SUPPLIED TEXT:
━━━

Replicate evaluations

To produce the evaluation results presented here, you can run eva with the settings below.

Make sure to replace <task> in the commands below with bach, crc, mhist or patch_camelyon.

Note that to run the commands below you will need to first download the data. BACH, CRC and PatchCamelyon provide automatic download by setting the argument download: true in their respective config-files. In the case of MHIST you will need to download the data manually by following the instructions provided here.

DINO ViT-S16 (random weights)

Evaluating the backbone with randomly initialized weights serves as a baseline to compare the pretrained FMs to an FM that produces embeddings without any prior learning on image tasks. To evaluate, run:

PRETRAINED=false \
EMBEDDINGS_ROOT="./data/embeddings/dino_vits16_random" \
eva predict_fit --config configs/vision/dino_vit/offline/<task>.yaml

DINO ViT-S16 (ImageNet)

The next baseline model, uses a pretrained ViT-S16 backbone with ImageNet weights. To evaluate, run:

EMBEDDINGS_ROOT="./data/embeddings/dino_vits16_imagenet" \
eva predict_fit --config configs/vision/dino_vit/offline/<task>.yaml

DINO ViT-B8 (ImageNet)

To evaluate performance on the larger ViT-B8 backbone pretrained on ImageNet, run:

EMBEDDINGS_ROOT="./data/embeddings/dino_vitb8_imagenet" \
DINO_BACKBONE=dino_vitb8 \
IN_FEATURES=768 \
eva predict_fit --config configs/vision/dino_vit/offline/<task>.yaml

DINOv2 ViT-L14 (ImageNet)

To evaluate performance on Dino v2 ViT-L14 backbone pretrained on ImageNet, run:

PRETRAINED=true \
EMBEDDINGS_ROOT="./data/embeddings/dinov2_vitl14_kaiko" \
REPO_OR_DIR=facebookresearch/dinov2:main \
DINO_BACKBONE=dinov2_vitl14_reg \
FORCE_RELOAD=true \
IN_FEATURES=1024 \
eva predict_fit --config configs/vision/dino_vit/offline/<task>.yaml

Lunit - DINO ViT-S16 (TCGA)

Lunit, released the weights for a DINO ViT-S16 backbone, pretrained on TCGA data on GitHub. To evaluate, run:

PRETRAINED=false \
EMBEDDINGS_ROOT="./data/embeddings/dino_vits16_lunit" \
CHECKPOINT_PATH="https://github.com/lunit-io/benchmark-ssl-pathology/releases/download/pretrained-weights/dino_vit_small_patch16_ep200.torch" \
NORMALIZE_MEAN=[0.70322989,0.53606487,0.66096631] \
NORMALIZE_STD=[0.21716536,0.26081574,0.20723464] \
eva predict_fit --config configs/vision/dino_vit/offline/<task>.yaml

Owkin - iBOT ViT-B16 (TCGA)

Owkin released the weights for "Phikon", an FM trained with iBOT on TCGA data, via HuggingFace. To evaluate, run:

EMBEDDINGS_ROOT="./data/embeddings/dino_vitb16_owkin" \
eva predict_fit --config configs/vision/owkin/phikon/offline/<task>.yaml

Note: since eva provides the config files to evaluate tasks with the Phikon FM in "configs/vision/owkin/phikon/offline", it is not necessary to set the environment variables needed for the runs above.

━━━

REQUEST 1:
Quote word for word the records from their first line through the line containing "left-data-point: [210, 177, 221, 188]", both lines included.
The text on replicating evaluations and the records are unrelated material.

━━━

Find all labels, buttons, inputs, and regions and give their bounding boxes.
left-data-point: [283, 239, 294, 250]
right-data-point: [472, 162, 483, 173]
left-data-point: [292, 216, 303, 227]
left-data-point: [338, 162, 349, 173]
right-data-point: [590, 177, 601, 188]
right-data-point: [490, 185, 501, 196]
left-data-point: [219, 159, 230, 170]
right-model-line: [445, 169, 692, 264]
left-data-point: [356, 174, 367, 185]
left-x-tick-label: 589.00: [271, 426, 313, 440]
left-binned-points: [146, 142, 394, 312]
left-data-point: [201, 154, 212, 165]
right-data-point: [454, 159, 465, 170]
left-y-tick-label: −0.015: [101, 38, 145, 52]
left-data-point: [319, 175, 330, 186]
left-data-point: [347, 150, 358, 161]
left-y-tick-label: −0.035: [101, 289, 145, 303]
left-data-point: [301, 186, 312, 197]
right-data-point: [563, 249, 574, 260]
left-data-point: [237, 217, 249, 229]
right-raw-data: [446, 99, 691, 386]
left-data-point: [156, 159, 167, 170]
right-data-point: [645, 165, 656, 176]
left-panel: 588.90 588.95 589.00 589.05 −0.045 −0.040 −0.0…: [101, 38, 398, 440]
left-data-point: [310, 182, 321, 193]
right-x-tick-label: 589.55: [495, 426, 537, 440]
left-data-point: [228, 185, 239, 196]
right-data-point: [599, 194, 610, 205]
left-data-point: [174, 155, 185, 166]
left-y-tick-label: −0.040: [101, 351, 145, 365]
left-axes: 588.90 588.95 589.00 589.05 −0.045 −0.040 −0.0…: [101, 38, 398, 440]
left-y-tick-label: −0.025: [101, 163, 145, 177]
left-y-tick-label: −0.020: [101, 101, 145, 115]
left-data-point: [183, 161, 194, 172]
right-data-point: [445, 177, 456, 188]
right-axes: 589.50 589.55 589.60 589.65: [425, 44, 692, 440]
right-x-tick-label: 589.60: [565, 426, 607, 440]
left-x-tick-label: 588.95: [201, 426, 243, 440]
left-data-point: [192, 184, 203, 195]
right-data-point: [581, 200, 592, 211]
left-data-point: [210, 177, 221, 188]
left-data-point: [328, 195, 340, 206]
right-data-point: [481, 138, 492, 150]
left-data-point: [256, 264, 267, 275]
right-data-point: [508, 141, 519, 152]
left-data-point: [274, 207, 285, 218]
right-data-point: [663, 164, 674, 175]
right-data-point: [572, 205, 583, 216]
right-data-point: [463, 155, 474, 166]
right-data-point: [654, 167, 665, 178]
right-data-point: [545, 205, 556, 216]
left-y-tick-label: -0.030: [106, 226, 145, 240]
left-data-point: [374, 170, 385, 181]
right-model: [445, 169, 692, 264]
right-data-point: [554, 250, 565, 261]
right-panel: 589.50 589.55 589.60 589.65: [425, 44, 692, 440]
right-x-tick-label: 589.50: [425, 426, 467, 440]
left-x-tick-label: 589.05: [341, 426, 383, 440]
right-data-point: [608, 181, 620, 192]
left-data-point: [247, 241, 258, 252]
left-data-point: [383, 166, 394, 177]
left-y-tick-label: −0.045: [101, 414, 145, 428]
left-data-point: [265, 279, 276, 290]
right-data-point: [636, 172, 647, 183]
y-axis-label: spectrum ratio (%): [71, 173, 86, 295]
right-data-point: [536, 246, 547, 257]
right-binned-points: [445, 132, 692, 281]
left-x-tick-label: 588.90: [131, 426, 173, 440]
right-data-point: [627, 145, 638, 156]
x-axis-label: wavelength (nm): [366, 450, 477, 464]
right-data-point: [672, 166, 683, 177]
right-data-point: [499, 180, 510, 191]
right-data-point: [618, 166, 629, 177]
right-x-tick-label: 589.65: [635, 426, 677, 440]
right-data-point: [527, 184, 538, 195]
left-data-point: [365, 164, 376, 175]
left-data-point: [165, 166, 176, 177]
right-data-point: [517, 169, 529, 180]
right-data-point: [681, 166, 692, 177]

━━━

REQUEST 2:
Summarize the text on replicating evaluations in two sentences.

FINAL ANSWER 1:
Find all labels, buttons, inputs, and regions and give their bounding boxes.
left-data-point: [283, 239, 294, 250]
right-data-point: [472, 162, 483, 173]
left-data-point: [292, 216, 303, 227]
left-data-point: [338, 162, 349, 173]
right-data-point: [590, 177, 601, 188]
right-data-point: [490, 185, 501, 196]
left-data-point: [219, 159, 230, 170]
right-model-line: [445, 169, 692, 264]
left-data-point: [356, 174, 367, 185]
left-x-tick-label: 589.00: [271, 426, 313, 440]
left-binned-points: [146, 142, 394, 312]
left-data-point: [201, 154, 212, 165]
right-data-point: [454, 159, 465, 170]
left-y-tick-label: −0.015: [101, 38, 145, 52]
left-data-point: [319, 175, 330, 186]
left-data-point: [347, 150, 358, 161]
left-y-tick-label: −0.035: [101, 289, 145, 303]
left-data-point: [301, 186, 312, 197]
right-data-point: [563, 249, 574, 260]
left-data-point: [237, 217, 249, 229]
right-raw-data: [446, 99, 691, 386]
left-data-point: [156, 159, 167, 170]
right-data-point: [645, 165, 656, 176]
left-panel: 588.90 588.95 589.00 589.05 −0.045 −0.040 −0.0…: [101, 38, 398, 440]
left-data-point: [310, 182, 321, 193]
right-x-tick-label: 589.55: [495, 426, 537, 440]
left-data-point: [228, 185, 239, 196]
right-data-point: [599, 194, 610, 205]
left-data-point: [174, 155, 185, 166]
left-y-tick-label: −0.040: [101, 351, 145, 365]
left-axes: 588.90 588.95 589.00 589.05 −0.045 −0.040 −0.0…: [101, 38, 398, 440]
left-y-tick-label: −0.025: [101, 163, 145, 177]
left-y-tick-label: −0.020: [101, 101, 145, 115]
left-data-point: [183, 161, 194, 172]
right-data-point: [445, 177, 456, 188]
right-axes: 589.50 589.55 589.60 589.65: [425, 44, 692, 440]
right-x-tick-label: 589.60: [565, 426, 607, 440]
left-x-tick-label: 588.95: [201, 426, 243, 440]
left-data-point: [192, 184, 203, 195]
right-data-point: [581, 200, 592, 211]
left-data-point: [210, 177, 221, 188]

FINAL ANSWER 2:
To reproduce the evaluation results, eva is run with the given settings, with <task> replaced by bach, crc, mhist or patch_camelyon and the data downloaded first (automatically for BACH, CRC and PatchCamelyon, manually for MHIST). Commands are provided for several backbones: DINO ViT-S16 with random and ImageNet weights, DINO ViT-B8 and DINOv2 ViT-L14 pretrained on ImageNet, Lunit's DINO ViT-S16 pretrained on TCGA, and Owkin's Phikon, which needs no extra environment variables because eva supplies its config files.